## WORK REQUIRED
Among the following entries, count the lines that contain "JSON" and report only the result.

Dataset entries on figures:
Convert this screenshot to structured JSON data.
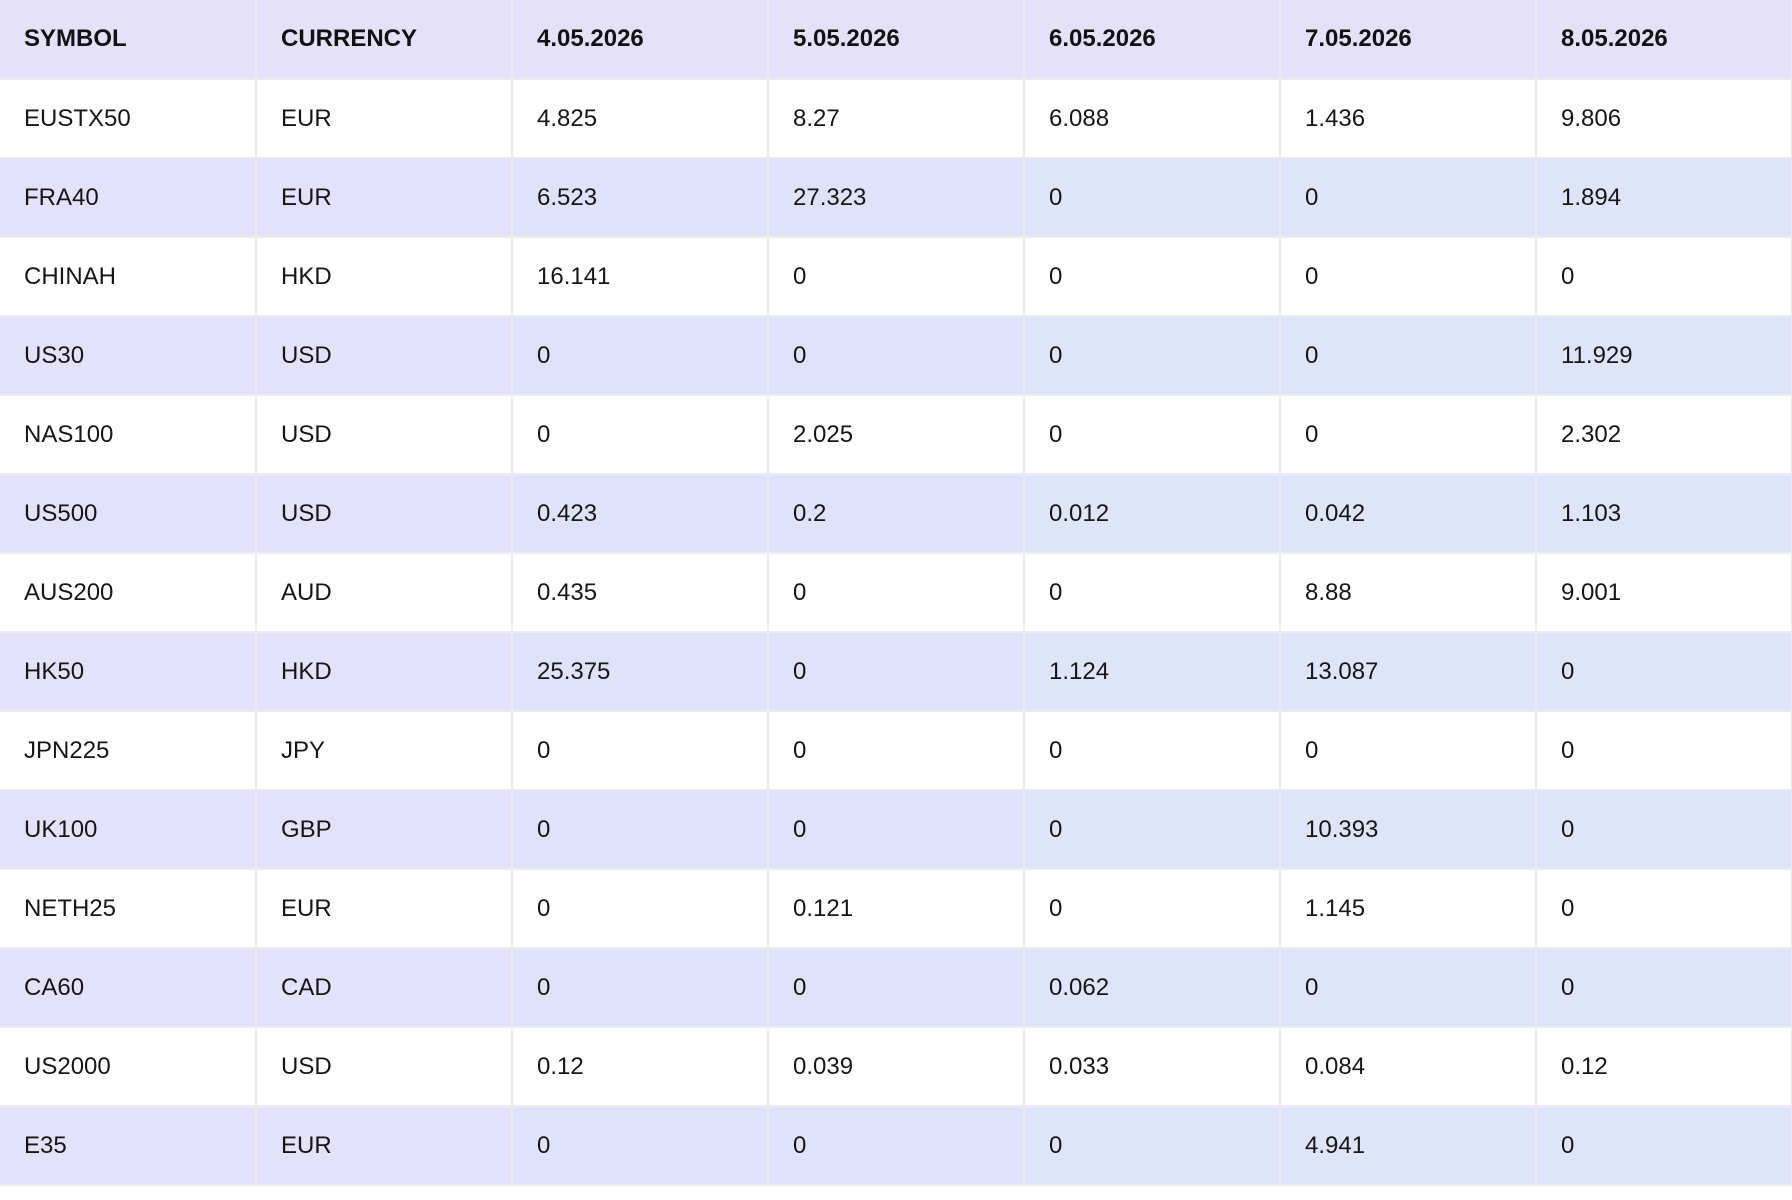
{
  "columns": [
    "SYMBOL",
    "CURRENCY",
    "4.05.2026",
    "5.05.2026",
    "6.05.2026",
    "7.05.2026",
    "8.05.2026"
  ],
  "rows": [
    [
      "EUSTX50",
      "EUR",
      "4.825",
      "8.27",
      "6.088",
      "1.436",
      "9.806"
    ],
    [
      "FRA40",
      "EUR",
      "6.523",
      "27.323",
      "0",
      "0",
      "1.894"
    ],
    [
      "CHINAH",
      "HKD",
      "16.141",
      "0",
      "0",
      "0",
      "0"
    ],
    [
      "US30",
      "USD",
      "0",
      "0",
      "0",
      "0",
      "11.929"
    ],
    [
      "NAS100",
      "USD",
      "0",
      "2.025",
      "0",
      "0",
      "2.302"
    ],
    [
      "US500",
      "USD",
      "0.423",
      "0.2",
      "0.012",
      "0.042",
      "1.103"
    ],
    [
      "AUS200",
      "AUD",
      "0.435",
      "0",
      "0",
      "8.88",
      "9.001"
    ],
    [
      "HK50",
      "HKD",
      "25.375",
      "0",
      "1.124",
      "13.087",
      "0"
    ],
    [
      "JPN225",
      "JPY",
      "0",
      "0",
      "0",
      "0",
      "0"
    ],
    [
      "UK100",
      "GBP",
      "0",
      "0",
      "0",
      "10.393",
      "0"
    ],
    [
      "NETH25",
      "EUR",
      "0",
      "0.121",
      "0",
      "1.145",
      "0"
    ],
    [
      "CA60",
      "CAD",
      "0",
      "0",
      "0.062",
      "0",
      "0"
    ],
    [
      "US2000",
      "USD",
      "0.12",
      "0.039",
      "0.033",
      "0.084",
      "0.12"
    ],
    [
      "E35",
      "EUR",
      "0",
      "0",
      "0",
      "4.941",
      "0"
    ]
  ],
  "colors": {
    "header_bg": "#e5e1fb",
    "row_alt_bg": "#dfe2fb",
    "row_bg": "#ffffff",
    "border": "#ececec"
  }
}
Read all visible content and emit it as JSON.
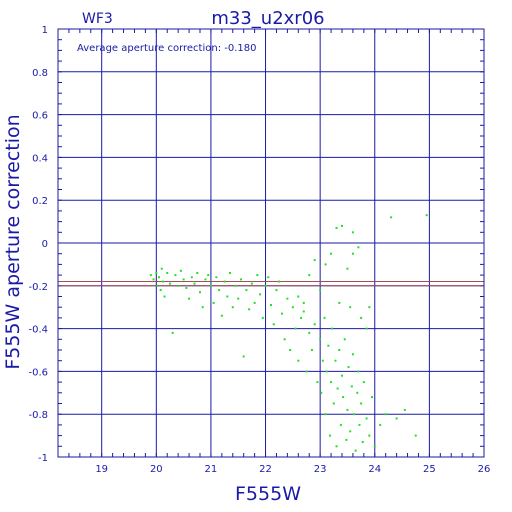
{
  "header": {
    "chip": "WF3",
    "title": "m33_u2xr06"
  },
  "annotation": "Average aperture correction: -0.180",
  "chart_data": {
    "type": "scatter",
    "xlabel": "F555W",
    "ylabel": "F555W aperture correction",
    "xlim": [
      18.2,
      26
    ],
    "ylim": [
      -1,
      1
    ],
    "xticks": [
      19,
      20,
      21,
      22,
      23,
      24,
      25,
      26
    ],
    "yticks": [
      -1,
      -0.8,
      -0.6,
      -0.4,
      -0.2,
      0,
      0.2,
      0.4,
      0.6,
      0.8,
      1
    ],
    "grid": true,
    "reference_lines": [
      {
        "y": -0.18,
        "color": "#a05050"
      },
      {
        "y": -0.2,
        "color": "#a05050"
      }
    ],
    "colors": {
      "axes": "#1a1aa8",
      "points": "#22e022"
    },
    "series": [
      {
        "points": [
          [
            19.9,
            -0.15
          ],
          [
            19.95,
            -0.17
          ],
          [
            20.0,
            -0.14
          ],
          [
            20.02,
            -0.2
          ],
          [
            20.05,
            -0.16
          ],
          [
            20.08,
            -0.22
          ],
          [
            20.1,
            -0.12
          ],
          [
            20.12,
            -0.18
          ],
          [
            20.15,
            -0.25
          ],
          [
            20.2,
            -0.14
          ],
          [
            20.25,
            -0.19
          ],
          [
            20.3,
            -0.42
          ],
          [
            20.35,
            -0.15
          ],
          [
            20.4,
            -0.2
          ],
          [
            20.45,
            -0.13
          ],
          [
            20.5,
            -0.17
          ],
          [
            20.55,
            -0.21
          ],
          [
            20.6,
            -0.26
          ],
          [
            20.65,
            -0.16
          ],
          [
            20.7,
            -0.19
          ],
          [
            20.75,
            -0.14
          ],
          [
            20.8,
            -0.23
          ],
          [
            20.85,
            -0.3
          ],
          [
            20.9,
            -0.17
          ],
          [
            20.95,
            -0.15
          ],
          [
            21.0,
            -0.2
          ],
          [
            21.05,
            -0.28
          ],
          [
            21.1,
            -0.16
          ],
          [
            21.15,
            -0.22
          ],
          [
            21.2,
            -0.34
          ],
          [
            21.25,
            -0.18
          ],
          [
            21.3,
            -0.25
          ],
          [
            21.35,
            -0.14
          ],
          [
            21.4,
            -0.3
          ],
          [
            21.45,
            -0.2
          ],
          [
            21.5,
            -0.26
          ],
          [
            21.55,
            -0.17
          ],
          [
            21.6,
            -0.53
          ],
          [
            21.65,
            -0.22
          ],
          [
            21.7,
            -0.31
          ],
          [
            21.75,
            -0.19
          ],
          [
            21.8,
            -0.28
          ],
          [
            21.85,
            -0.15
          ],
          [
            21.9,
            -0.24
          ],
          [
            21.95,
            -0.35
          ],
          [
            22.0,
            -0.2
          ],
          [
            22.05,
            -0.16
          ],
          [
            22.1,
            -0.29
          ],
          [
            22.15,
            -0.38
          ],
          [
            22.2,
            -0.22
          ],
          [
            22.25,
            -0.18
          ],
          [
            22.3,
            -0.33
          ],
          [
            22.35,
            -0.45
          ],
          [
            22.4,
            -0.26
          ],
          [
            22.45,
            -0.5
          ],
          [
            22.5,
            -0.3
          ],
          [
            22.55,
            -0.4
          ],
          [
            22.6,
            -0.55
          ],
          [
            22.65,
            -0.35
          ],
          [
            22.7,
            -0.28
          ],
          [
            22.75,
            -0.6
          ],
          [
            22.8,
            -0.42
          ],
          [
            22.85,
            -0.5
          ],
          [
            22.9,
            -0.38
          ],
          [
            22.95,
            -0.65
          ],
          [
            23.0,
            -0.45
          ],
          [
            23.02,
            -0.7
          ],
          [
            23.05,
            -0.55
          ],
          [
            23.08,
            -0.35
          ],
          [
            23.1,
            -0.8
          ],
          [
            23.12,
            -0.6
          ],
          [
            23.15,
            -0.48
          ],
          [
            23.18,
            -0.9
          ],
          [
            23.2,
            -0.65
          ],
          [
            23.22,
            -0.4
          ],
          [
            23.25,
            -0.75
          ],
          [
            23.28,
            -0.55
          ],
          [
            23.3,
            -0.95
          ],
          [
            23.32,
            -0.68
          ],
          [
            23.35,
            -0.5
          ],
          [
            23.38,
            -0.85
          ],
          [
            23.4,
            -0.62
          ],
          [
            23.42,
            -0.72
          ],
          [
            23.45,
            -0.45
          ],
          [
            23.48,
            -0.92
          ],
          [
            23.5,
            -0.78
          ],
          [
            23.52,
            -0.58
          ],
          [
            23.55,
            -0.88
          ],
          [
            23.58,
            -0.67
          ],
          [
            23.6,
            -0.52
          ],
          [
            23.62,
            -0.8
          ],
          [
            23.65,
            -0.97
          ],
          [
            23.68,
            -0.7
          ],
          [
            23.7,
            -0.6
          ],
          [
            23.72,
            -0.85
          ],
          [
            23.75,
            -0.75
          ],
          [
            23.78,
            -0.93
          ],
          [
            23.8,
            -0.65
          ],
          [
            23.85,
            -0.82
          ],
          [
            23.9,
            -0.9
          ],
          [
            23.95,
            -0.72
          ],
          [
            24.0,
            -0.95
          ],
          [
            24.1,
            -0.85
          ],
          [
            24.2,
            -0.8
          ],
          [
            24.4,
            -0.82
          ],
          [
            24.55,
            -0.78
          ],
          [
            24.75,
            -0.9
          ],
          [
            23.3,
            0.07
          ],
          [
            23.4,
            0.08
          ],
          [
            23.6,
            0.05
          ],
          [
            23.7,
            -0.02
          ],
          [
            24.3,
            0.12
          ],
          [
            24.95,
            0.13
          ],
          [
            23.1,
            -0.1
          ],
          [
            23.2,
            -0.05
          ],
          [
            22.9,
            -0.08
          ],
          [
            23.5,
            -0.12
          ],
          [
            23.6,
            -0.05
          ],
          [
            22.8,
            -0.15
          ],
          [
            23.0,
            -0.22
          ],
          [
            23.35,
            -0.28
          ],
          [
            23.55,
            -0.3
          ],
          [
            23.75,
            -0.35
          ],
          [
            23.85,
            -0.4
          ],
          [
            22.6,
            -0.25
          ],
          [
            22.7,
            -0.32
          ],
          [
            23.9,
            -0.3
          ]
        ]
      }
    ]
  }
}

## FULL SOLUTION
2